--- START ---
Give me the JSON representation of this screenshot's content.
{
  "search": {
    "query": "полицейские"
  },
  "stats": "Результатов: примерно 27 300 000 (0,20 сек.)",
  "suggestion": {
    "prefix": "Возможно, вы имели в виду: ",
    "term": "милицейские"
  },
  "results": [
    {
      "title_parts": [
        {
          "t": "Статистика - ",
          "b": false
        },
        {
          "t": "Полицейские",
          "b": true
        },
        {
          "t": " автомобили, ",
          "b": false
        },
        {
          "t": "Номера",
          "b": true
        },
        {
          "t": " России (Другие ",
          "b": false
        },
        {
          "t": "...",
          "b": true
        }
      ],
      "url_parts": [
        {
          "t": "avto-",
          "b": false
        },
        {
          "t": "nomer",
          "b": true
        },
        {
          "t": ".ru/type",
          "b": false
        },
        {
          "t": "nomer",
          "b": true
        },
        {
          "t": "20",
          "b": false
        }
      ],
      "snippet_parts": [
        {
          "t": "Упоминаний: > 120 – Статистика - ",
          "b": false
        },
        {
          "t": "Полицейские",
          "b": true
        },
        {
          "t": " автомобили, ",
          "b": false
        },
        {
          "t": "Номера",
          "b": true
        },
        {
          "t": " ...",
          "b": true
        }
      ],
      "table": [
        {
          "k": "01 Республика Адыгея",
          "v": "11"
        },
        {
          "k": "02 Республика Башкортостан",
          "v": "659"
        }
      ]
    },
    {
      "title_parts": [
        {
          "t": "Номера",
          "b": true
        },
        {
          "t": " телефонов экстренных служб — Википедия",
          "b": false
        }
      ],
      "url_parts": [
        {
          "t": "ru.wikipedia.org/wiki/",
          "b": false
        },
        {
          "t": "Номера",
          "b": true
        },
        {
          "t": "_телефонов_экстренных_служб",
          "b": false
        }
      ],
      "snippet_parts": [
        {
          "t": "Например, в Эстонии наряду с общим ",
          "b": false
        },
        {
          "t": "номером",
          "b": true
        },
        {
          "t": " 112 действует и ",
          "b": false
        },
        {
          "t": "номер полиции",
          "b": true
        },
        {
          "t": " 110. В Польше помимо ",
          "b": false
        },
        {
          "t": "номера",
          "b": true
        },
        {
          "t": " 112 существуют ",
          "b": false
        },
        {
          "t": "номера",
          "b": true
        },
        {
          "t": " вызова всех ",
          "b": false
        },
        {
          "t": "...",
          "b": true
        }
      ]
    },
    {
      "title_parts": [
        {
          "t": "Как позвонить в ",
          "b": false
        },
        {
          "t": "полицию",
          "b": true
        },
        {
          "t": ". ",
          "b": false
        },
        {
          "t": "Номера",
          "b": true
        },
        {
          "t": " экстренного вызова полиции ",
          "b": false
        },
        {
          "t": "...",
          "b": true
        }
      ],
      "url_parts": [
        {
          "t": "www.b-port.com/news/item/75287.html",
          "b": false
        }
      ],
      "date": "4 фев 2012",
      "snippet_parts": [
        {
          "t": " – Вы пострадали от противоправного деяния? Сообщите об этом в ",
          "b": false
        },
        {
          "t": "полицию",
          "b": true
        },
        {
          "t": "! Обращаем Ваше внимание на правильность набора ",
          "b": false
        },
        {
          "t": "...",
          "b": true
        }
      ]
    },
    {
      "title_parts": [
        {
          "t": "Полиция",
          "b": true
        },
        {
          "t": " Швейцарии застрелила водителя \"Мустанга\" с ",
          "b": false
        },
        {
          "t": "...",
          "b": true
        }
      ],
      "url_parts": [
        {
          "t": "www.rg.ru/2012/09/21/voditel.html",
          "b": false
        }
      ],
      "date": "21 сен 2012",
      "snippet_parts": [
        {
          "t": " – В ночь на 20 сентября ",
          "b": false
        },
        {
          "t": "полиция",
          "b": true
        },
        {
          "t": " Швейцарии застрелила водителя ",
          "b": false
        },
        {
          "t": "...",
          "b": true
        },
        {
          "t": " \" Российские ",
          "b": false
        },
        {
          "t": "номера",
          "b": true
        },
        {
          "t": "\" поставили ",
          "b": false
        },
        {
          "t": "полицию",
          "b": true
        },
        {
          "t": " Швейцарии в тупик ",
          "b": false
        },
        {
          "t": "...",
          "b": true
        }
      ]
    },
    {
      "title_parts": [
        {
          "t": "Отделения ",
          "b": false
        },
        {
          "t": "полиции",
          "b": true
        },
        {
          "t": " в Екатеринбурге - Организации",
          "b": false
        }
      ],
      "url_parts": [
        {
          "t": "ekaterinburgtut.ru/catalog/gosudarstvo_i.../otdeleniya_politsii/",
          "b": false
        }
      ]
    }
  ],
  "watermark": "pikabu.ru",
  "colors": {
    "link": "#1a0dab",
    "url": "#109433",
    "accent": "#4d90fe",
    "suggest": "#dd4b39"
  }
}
--- END ---
TO DO:
Extract each line of the listing above, copying it word for word.

TASK RESULT:
Give me the JSON representation of this screenshot's content.
{
  "search": {
    "query": "полицейские"
  },
  "stats": "Результатов: примерно 27 300 000 (0,20 сек.)",
  "suggestion": {
    "prefix": "Возможно, вы имели в виду: ",
    "term": "милицейские"
  },
  "results": [
    {
      "title_parts": [
        {
          "t": "Статистика - ",
          "b": false
        },
        {
          "t": "Полицейские",
          "b": true
        },
        {
          "t": " автомобили, ",
          "b": false
        },
        {
          "t": "Номера",
          "b": true
        },
        {
          "t": " России (Другие ",
          "b": false
        },
        {
          "t": "...",
          "b": true
        }
      ],
      "url_parts": [
        {
          "t": "avto-",
          "b": false
        },
        {
          "t": "nomer",
          "b": true
        },
        {
          "t": ".ru/type",
          "b": false
        },
        {
          "t": "nomer",
          "b": true
        },
        {
          "t": "20",
          "b": false
        }
      ],
      "snippet_parts": [
        {
          "t": "Упоминаний: > 120 – Статистика - ",
          "b": false
        },
        {
          "t": "Полицейские",
          "b": true
        },
        {
          "t": " автомобили, ",
          "b": false
        },
        {
          "t": "Номера",
          "b": true
        },
        {
          "t": " ...",
          "b": true
        }
      ],
      "table": [
        {
          "k": "01 Республика Адыгея",
          "v": "11"
        },
        {
          "k": "02 Республика Башкортостан",
          "v": "659"
        }
      ]
    },
    {
      "title_parts": [
        {
          "t": "Номера",
          "b": true
        },
        {
          "t": " телефонов экстренных служб — Википедия",
          "b": false
        }
      ],
      "url_parts": [
        {
          "t": "ru.wikipedia.org/wiki/",
          "b": false
        },
        {
          "t": "Номера",
          "b": true
        },
        {
          "t": "_телефонов_экстренных_служб",
          "b": false
        }
      ],
      "snippet_parts": [
        {
          "t": "Например, в Эстонии наряду с общим ",
          "b": false
        },
        {
          "t": "номером",
          "b": true
        },
        {
          "t": " 112 действует и ",
          "b": false
        },
        {
          "t": "номер полиции",
          "b": true
        },
        {
          "t": " 110. В Польше помимо ",
          "b": false
        },
        {
          "t": "номера",
          "b": true
        },
        {
          "t": " 112 существуют ",
          "b": false
        },
        {
          "t": "номера",
          "b": true
        },
        {
          "t": " вызова всех ",
          "b": false
        },
        {
          "t": "...",
          "b": true
        }
      ]
    },
    {
      "title_parts": [
        {
          "t": "Как позвонить в ",
          "b": false
        },
        {
          "t": "полицию",
          "b": true
        },
        {
          "t": ". ",
          "b": false
        },
        {
          "t": "Номера",
          "b": true
        },
        {
          "t": " экстренного вызова полиции ",
          "b": false
        },
        {
          "t": "...",
          "b": true
        }
      ],
      "url_parts": [
        {
          "t": "www.b-port.com/news/item/75287.html",
          "b": false
        }
      ],
      "date": "4 фев 2012",
      "snippet_parts": [
        {
          "t": " – Вы пострадали от противоправного деяния? Сообщите об этом в ",
          "b": false
        },
        {
          "t": "полицию",
          "b": true
        },
        {
          "t": "! Обращаем Ваше внимание на правильность набора ",
          "b": false
        },
        {
          "t": "...",
          "b": true
        }
      ]
    },
    {
      "title_parts": [
        {
          "t": "Полиция",
          "b": true
        },
        {
          "t": " Швейцарии застрелила водителя \"Мустанга\" с ",
          "b": false
        },
        {
          "t": "...",
          "b": true
        }
      ],
      "url_parts": [
        {
          "t": "www.rg.ru/2012/09/21/voditel.html",
          "b": false
        }
      ],
      "date": "21 сен 2012",
      "snippet_parts": [
        {
          "t": " – В ночь на 20 сентября ",
          "b": false
        },
        {
          "t": "полиция",
          "b": true
        },
        {
          "t": " Швейцарии застрелила водителя ",
          "b": false
        },
        {
          "t": "...",
          "b": true
        },
        {
          "t": " \" Российские ",
          "b": false
        },
        {
          "t": "номера",
          "b": true
        },
        {
          "t": "\" поставили ",
          "b": false
        },
        {
          "t": "полицию",
          "b": true
        },
        {
          "t": " Швейцарии в тупик ",
          "b": false
        },
        {
          "t": "...",
          "b": true
        }
      ]
    },
    {
      "title_parts": [
        {
          "t": "Отделения ",
          "b": false
        },
        {
          "t": "полиции",
          "b": true
        },
        {
          "t": " в Екатеринбурге - Организации",
          "b": false
        }
      ],
      "url_parts": [
        {
          "t": "ekaterinburgtut.ru/catalog/gosudarstvo_i.../otdeleniya_politsii/",
          "b": false
        }
      ]
    }
  ],
  "watermark": "pikabu.ru",
  "colors": {
    "link": "#1a0dab",
    "url": "#109433",
    "accent": "#4d90fe",
    "suggest": "#dd4b39"
  }
}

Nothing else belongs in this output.